- Texte fourni -
►
27 décembre 2015

Ernesto Rodrigues/ Guilherme Rodrigues/ Simon H Fell/ Alexander Frangenheim/ Ariel Shibolet/ Matthias Muche / Matthias Müller/ Ivo Perelman / Mat Maneri

Mizuteki teki Ernesto Rodrigues/ Guilherme Rodrigues/ Nuno Torres/ Rodrigo Pinheiro/ Naoto Yamagishi Creative Sources CS298CD

Encore une belle réussite d’Ernesto Rodrigues et de ses compagnons où l’expression sonore bruissante radicale rencontre un réel sens de la forme. Les traits habituels des cadences et pulsations sont mises de côté dans une construction où chaque instrumentiste, violoncelle (GR), violon alto (ER) sax alto (NT), piano (RP) et percussions (NY) avance l’un après l’autre un son, une vibration, une attaque, un glissando, une note tenue l’un après l’autre, construisant une architecture de l’emboîtement spatial, de l’imbrication temporelle… un déroulement lent où pointent çà et là interjections et coups brefs. Frottements et grattements en tous genres, sifflements et vibrations acquièrent une réelle expressivité une fois que la communication s'est établie au sein du groupe. Les sons des musiciens, qu’ils soient éphémères ou s’obstinent comme un drone, se perçoivent dans le champ auditif comme s’ils gravitaient autour d’un centre imperceptible, s’imposant à l’oreille ou passant graduellement au second plan. Jouer de la sorte exige une écoute intense plutôt qu’une intensité du jeu. Chaque pièce acquiert par le jeu instantané un caractère particulier qui le distingue des quatre autres morceaux de Mizutekiteki tout en conservant une réelle cohérence. Dans un univers musical où l’expression individuelle prend une importance aussi égale, et souvent plus, que l’aspect collectif, ces cinq musiciens mettent l’écoute et l’intégration sonore collective au centre de leur démarche dans cet enregistrement du 29 mai 2014 au studio Tcha 3 à Lisbonne. Une note spéciale à Naoto Yamagishi qui a mis au point un jeu percussif fait de vibrations de crotales, de cymbales, d'objets ( compact disques ! ) en les faisant frotter et résonner contre la peau de sa caisse claire tout en manipulant un archet sur la tranche de ceux-ci avec un coup de grosse caisse en floating beat! Organique !! Par rapport aux enregistrements des Rodrigues  père et fils réalisés il y a plus de dix ans, leur musique a acquis une authenticité organique, une vie et un feeling irréfutable. Cette approche musicale, genre difficile qui avait pu être ressenti comme un exercice de style ou péchait par sa longueur, est devenue au fil des ans, une réelle réussite grâce au fruit de l’expérience et à leur sagacité. Faites comme eux : jouez et il en restera quelque chose.
◄
- Objectif de l'exercice -
D'après la chronique sur Mizutekiteki, à quelle date et dans quel lieu cet enregistrement a-t-il été réalisé ?

- Matériel fourni -
►
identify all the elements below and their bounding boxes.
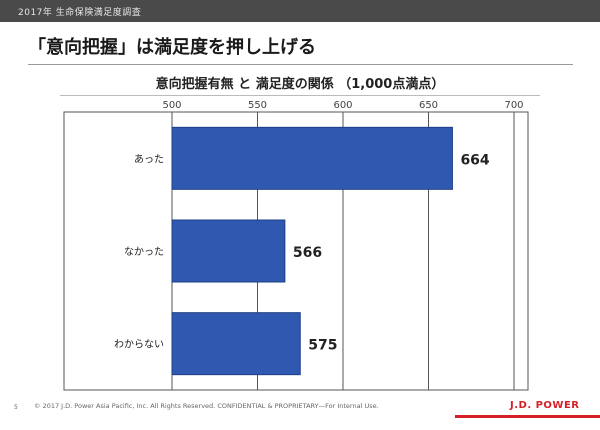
value-label: 566 (293, 245, 322, 261)
survey-label: 2017年 生命保険満足度調査 (18, 8, 142, 18)
title-divider (28, 64, 573, 65)
category-label: なかった (124, 246, 164, 258)
slide-title: 「意向把握」は満足度を押し上げる (28, 37, 316, 58)
value-label: 664 (460, 152, 489, 168)
copyright-text: © 2017 J.D. Power Asia Pacific, Inc. All… (34, 402, 379, 410)
x-tick-label: 600 (333, 100, 352, 111)
x-tick-label: 700 (504, 100, 523, 111)
x-tick-label: 650 (419, 100, 438, 111)
x-tick-label: 550 (248, 100, 267, 111)
chart-title-divider (60, 95, 540, 96)
brand-underline (455, 415, 600, 418)
bar-2 (171, 219, 286, 283)
category-label: あった (134, 153, 164, 165)
category-label: わからない (114, 339, 164, 351)
value-label: 575 (308, 338, 337, 354)
chart-frame (63, 111, 529, 391)
brand-logo: J.D. POWER (510, 400, 580, 411)
page-number: 5 (14, 404, 18, 411)
bar-1 (171, 126, 453, 190)
x-tick-label: 500 (162, 100, 181, 111)
bar-3 (171, 312, 301, 376)
top-bar: 2017年 生命保険満足度調査 (0, 0, 600, 22)
chart-title: 意向把握有無 と 満足度の関係 （1,000点満点） (155, 77, 445, 92)
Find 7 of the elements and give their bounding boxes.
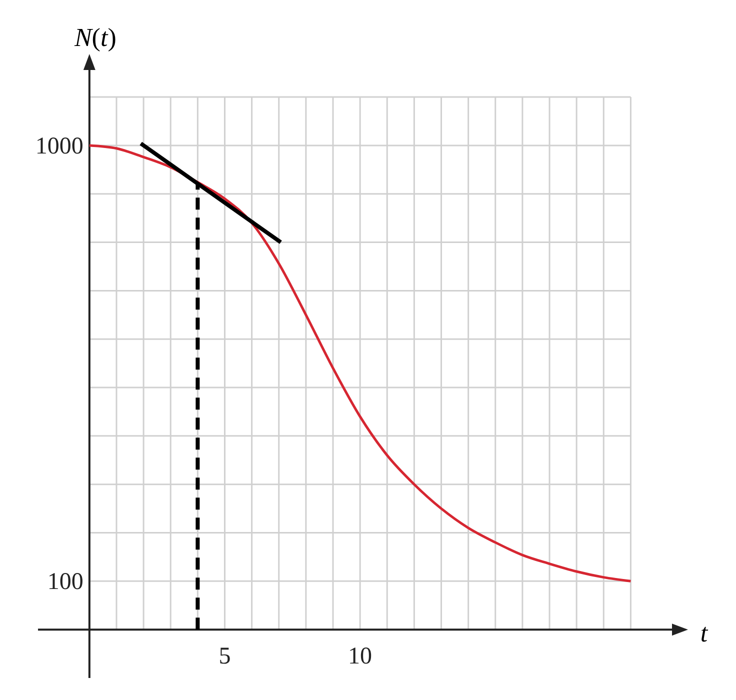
- y-axis-title: N(t): [73, 23, 116, 52]
- x-axis-title: t: [700, 618, 708, 648]
- x-tick-label: 10: [348, 644, 372, 670]
- y-tick-label: 1000: [35, 133, 84, 160]
- y-tick-label: 100: [47, 569, 84, 596]
- line-series: [88, 144, 632, 582]
- x-tick-label: 5: [218, 644, 231, 670]
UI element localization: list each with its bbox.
◄
- Réponse attendue -
Le 29 mai 2014, au studio Tcha 3 à Lisbonne.